| Problem details |
Identify each line below containing the string "Volume" and copy it.
──────
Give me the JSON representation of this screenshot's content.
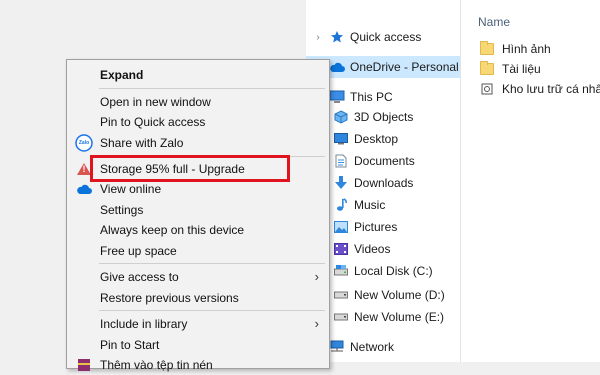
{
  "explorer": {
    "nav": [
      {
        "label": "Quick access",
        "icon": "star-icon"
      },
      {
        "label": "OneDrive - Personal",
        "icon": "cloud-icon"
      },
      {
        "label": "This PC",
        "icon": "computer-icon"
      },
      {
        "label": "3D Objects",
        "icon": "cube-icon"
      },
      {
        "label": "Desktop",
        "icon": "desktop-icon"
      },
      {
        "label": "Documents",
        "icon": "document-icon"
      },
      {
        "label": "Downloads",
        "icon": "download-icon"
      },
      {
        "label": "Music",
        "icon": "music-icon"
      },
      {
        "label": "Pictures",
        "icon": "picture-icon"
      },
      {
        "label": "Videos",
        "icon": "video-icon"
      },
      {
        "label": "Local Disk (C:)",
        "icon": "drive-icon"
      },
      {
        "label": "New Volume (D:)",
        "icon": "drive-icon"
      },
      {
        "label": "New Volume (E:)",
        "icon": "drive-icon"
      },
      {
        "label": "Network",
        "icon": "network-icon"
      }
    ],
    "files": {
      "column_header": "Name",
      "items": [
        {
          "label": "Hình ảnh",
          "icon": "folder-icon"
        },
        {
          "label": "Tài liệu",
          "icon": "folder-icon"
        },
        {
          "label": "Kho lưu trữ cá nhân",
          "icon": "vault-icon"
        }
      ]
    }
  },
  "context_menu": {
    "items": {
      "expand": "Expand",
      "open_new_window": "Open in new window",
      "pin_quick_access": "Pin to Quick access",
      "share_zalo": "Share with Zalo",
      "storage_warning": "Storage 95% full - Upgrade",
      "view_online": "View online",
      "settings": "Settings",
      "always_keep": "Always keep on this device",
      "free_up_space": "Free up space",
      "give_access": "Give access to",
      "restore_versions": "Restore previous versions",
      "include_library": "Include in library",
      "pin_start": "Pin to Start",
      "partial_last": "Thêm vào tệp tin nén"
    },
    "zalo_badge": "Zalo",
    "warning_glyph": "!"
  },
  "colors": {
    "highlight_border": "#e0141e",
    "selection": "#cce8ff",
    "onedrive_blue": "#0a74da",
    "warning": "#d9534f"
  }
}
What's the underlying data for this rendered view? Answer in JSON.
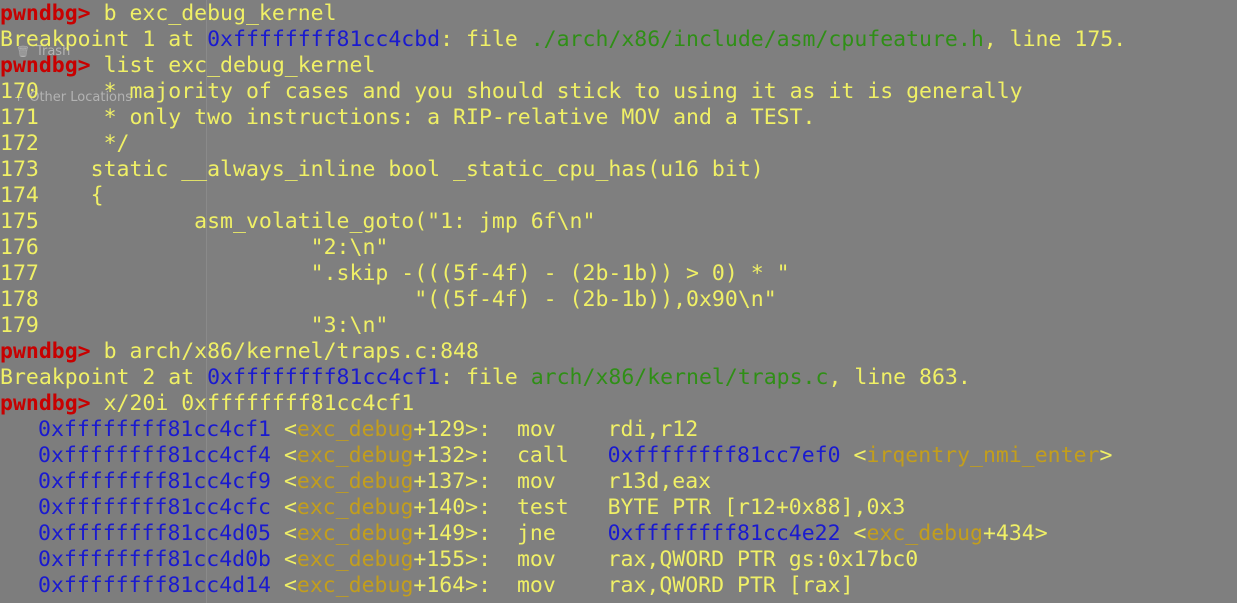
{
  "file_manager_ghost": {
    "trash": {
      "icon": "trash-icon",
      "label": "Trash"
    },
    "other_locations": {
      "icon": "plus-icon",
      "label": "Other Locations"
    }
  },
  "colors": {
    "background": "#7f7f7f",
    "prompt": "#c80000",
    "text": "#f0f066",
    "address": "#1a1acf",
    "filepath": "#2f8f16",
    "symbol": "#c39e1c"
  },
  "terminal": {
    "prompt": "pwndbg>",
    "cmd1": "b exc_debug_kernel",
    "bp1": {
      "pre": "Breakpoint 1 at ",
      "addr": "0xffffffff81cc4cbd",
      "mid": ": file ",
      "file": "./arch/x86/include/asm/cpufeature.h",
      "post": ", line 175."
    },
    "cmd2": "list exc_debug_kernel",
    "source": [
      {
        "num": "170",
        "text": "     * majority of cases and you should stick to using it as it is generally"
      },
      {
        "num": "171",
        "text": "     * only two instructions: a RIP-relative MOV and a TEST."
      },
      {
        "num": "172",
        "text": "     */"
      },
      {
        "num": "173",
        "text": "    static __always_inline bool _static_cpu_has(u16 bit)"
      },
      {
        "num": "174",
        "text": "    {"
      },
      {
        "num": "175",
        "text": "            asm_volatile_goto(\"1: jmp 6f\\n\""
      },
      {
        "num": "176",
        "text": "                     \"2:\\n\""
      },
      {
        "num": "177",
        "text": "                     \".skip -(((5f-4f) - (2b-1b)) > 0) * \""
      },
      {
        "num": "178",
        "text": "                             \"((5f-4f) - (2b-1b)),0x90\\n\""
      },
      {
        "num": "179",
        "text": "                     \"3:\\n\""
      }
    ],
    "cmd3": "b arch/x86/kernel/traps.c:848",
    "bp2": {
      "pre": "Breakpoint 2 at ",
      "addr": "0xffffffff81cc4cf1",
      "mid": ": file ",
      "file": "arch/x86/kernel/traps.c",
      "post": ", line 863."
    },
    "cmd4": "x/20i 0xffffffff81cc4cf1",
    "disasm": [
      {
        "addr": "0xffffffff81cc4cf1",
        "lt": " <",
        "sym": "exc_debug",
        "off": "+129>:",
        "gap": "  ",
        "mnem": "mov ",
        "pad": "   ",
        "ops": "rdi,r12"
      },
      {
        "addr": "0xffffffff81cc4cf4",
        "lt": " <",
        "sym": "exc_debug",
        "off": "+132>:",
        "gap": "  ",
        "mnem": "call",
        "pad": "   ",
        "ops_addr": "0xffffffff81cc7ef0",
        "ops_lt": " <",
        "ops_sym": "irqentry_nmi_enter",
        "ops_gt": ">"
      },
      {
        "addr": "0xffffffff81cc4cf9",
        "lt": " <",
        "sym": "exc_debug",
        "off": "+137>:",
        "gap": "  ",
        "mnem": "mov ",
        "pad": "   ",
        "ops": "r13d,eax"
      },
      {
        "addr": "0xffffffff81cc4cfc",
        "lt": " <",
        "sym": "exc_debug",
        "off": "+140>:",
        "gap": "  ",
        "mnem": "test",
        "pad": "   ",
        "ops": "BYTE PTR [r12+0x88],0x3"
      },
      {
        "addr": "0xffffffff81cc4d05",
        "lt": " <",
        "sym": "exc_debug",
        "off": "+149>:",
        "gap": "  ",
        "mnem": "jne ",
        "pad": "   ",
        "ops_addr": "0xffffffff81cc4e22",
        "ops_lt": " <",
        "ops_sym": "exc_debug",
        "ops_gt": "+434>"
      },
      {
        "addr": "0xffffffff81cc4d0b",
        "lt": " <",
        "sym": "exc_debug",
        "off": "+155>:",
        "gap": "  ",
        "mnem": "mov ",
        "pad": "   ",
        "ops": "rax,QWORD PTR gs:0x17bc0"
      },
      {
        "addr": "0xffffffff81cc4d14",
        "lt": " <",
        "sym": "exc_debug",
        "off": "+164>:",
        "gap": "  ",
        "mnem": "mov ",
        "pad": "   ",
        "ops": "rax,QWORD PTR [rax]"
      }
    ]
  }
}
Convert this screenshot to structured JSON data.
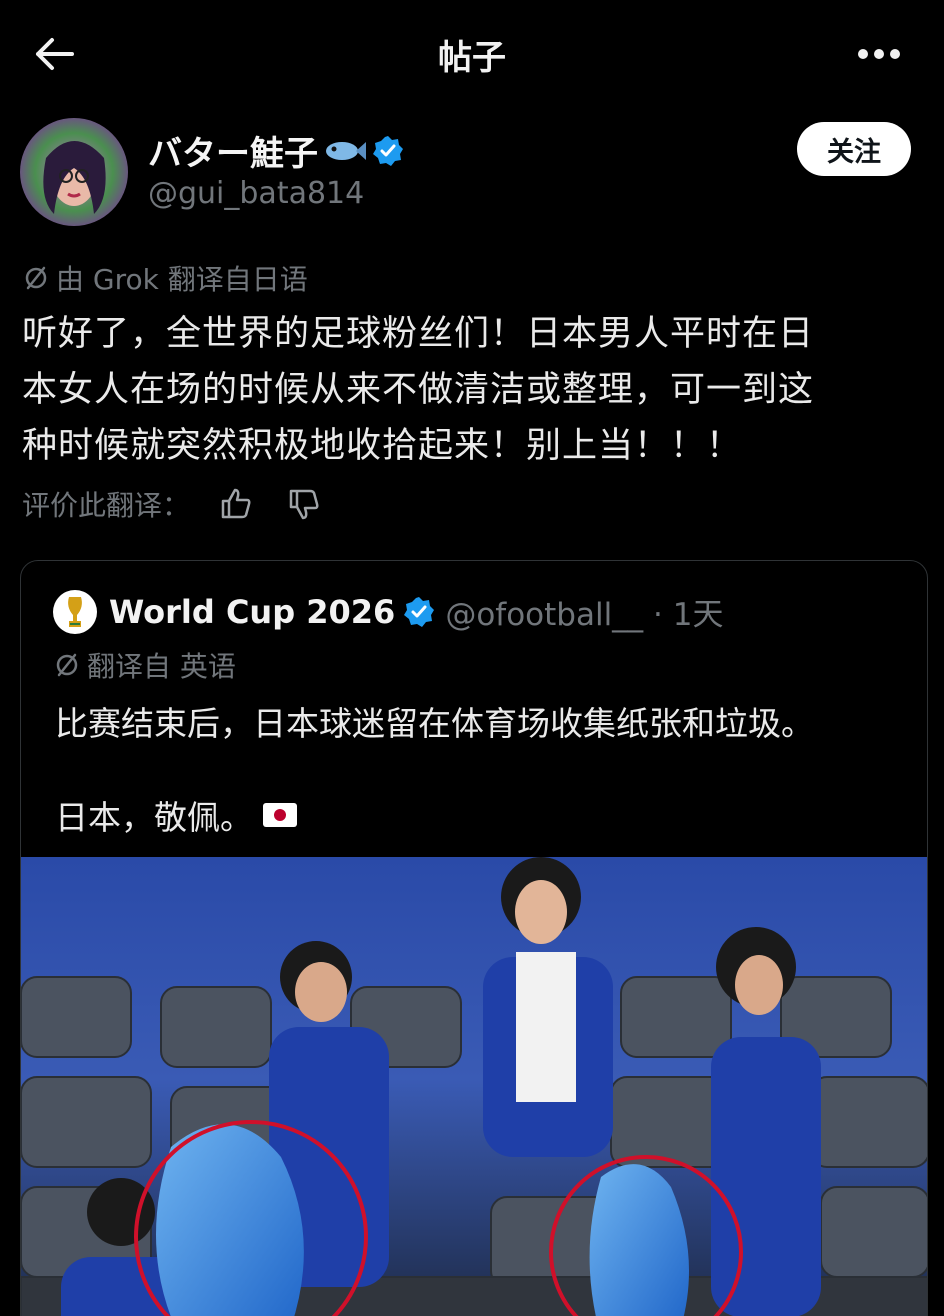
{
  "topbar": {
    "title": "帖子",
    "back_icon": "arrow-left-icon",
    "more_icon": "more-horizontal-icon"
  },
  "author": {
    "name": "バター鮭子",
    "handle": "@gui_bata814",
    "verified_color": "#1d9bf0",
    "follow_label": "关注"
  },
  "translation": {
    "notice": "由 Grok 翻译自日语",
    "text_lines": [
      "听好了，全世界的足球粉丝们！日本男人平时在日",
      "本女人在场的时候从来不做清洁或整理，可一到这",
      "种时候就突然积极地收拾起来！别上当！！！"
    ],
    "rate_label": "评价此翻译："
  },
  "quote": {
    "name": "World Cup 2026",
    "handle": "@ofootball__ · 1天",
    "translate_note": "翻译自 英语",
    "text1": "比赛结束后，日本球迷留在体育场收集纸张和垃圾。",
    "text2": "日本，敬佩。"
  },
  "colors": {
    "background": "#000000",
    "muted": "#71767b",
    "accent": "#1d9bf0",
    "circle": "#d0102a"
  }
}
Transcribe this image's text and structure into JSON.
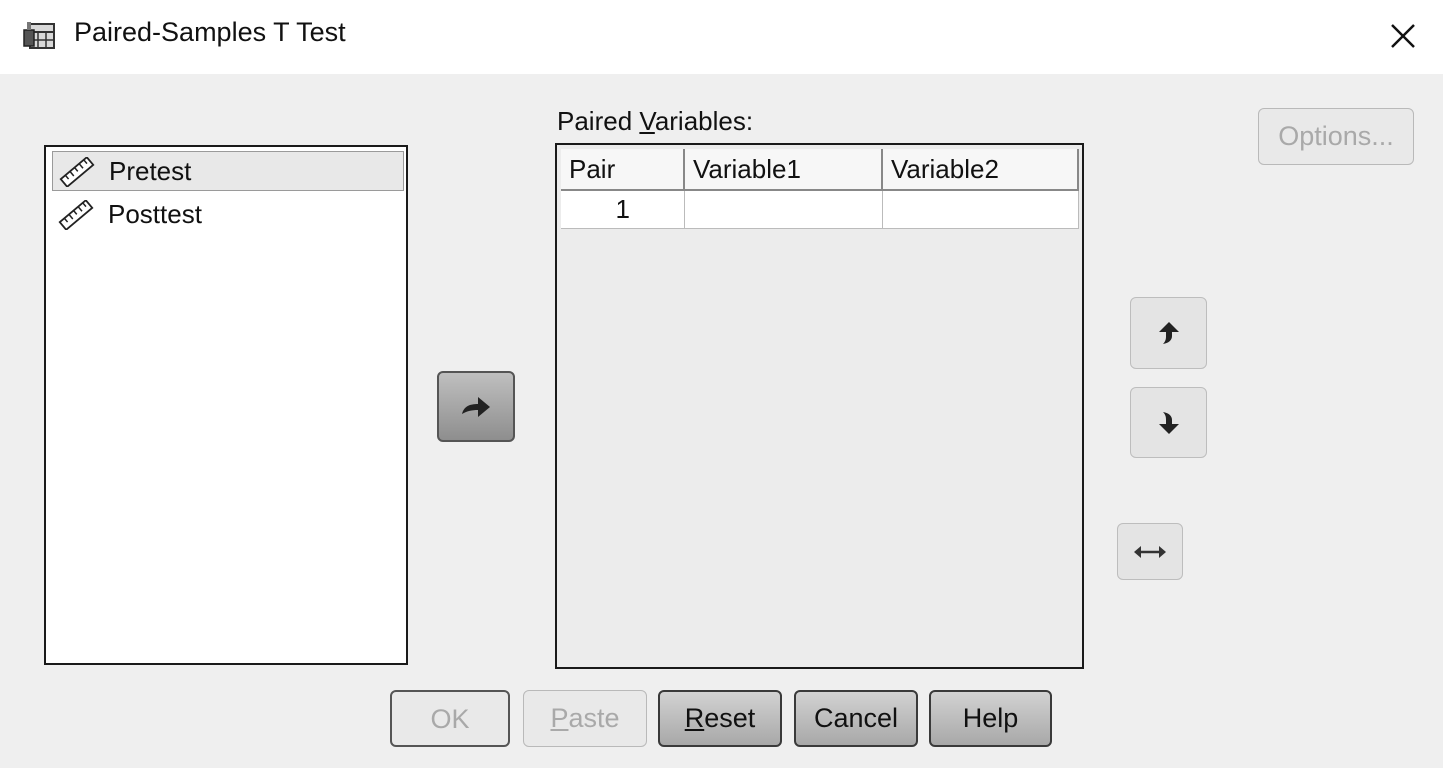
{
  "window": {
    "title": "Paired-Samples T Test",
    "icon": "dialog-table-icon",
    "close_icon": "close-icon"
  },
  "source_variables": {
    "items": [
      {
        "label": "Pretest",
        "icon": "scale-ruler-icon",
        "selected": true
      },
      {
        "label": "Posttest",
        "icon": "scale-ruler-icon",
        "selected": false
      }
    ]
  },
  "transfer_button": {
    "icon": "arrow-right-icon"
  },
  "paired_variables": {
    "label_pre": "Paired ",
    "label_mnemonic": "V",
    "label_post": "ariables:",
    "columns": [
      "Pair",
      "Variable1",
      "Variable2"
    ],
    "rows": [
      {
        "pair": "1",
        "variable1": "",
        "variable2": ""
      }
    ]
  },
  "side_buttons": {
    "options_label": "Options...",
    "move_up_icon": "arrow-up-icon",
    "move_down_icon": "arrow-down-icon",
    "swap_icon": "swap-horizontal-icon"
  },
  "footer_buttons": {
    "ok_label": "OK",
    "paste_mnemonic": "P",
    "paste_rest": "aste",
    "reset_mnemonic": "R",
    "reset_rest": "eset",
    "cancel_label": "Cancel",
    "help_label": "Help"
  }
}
──────
| Output of the task |
        "label": "New Volume (D:)",
        "label": "New Volume (E:)",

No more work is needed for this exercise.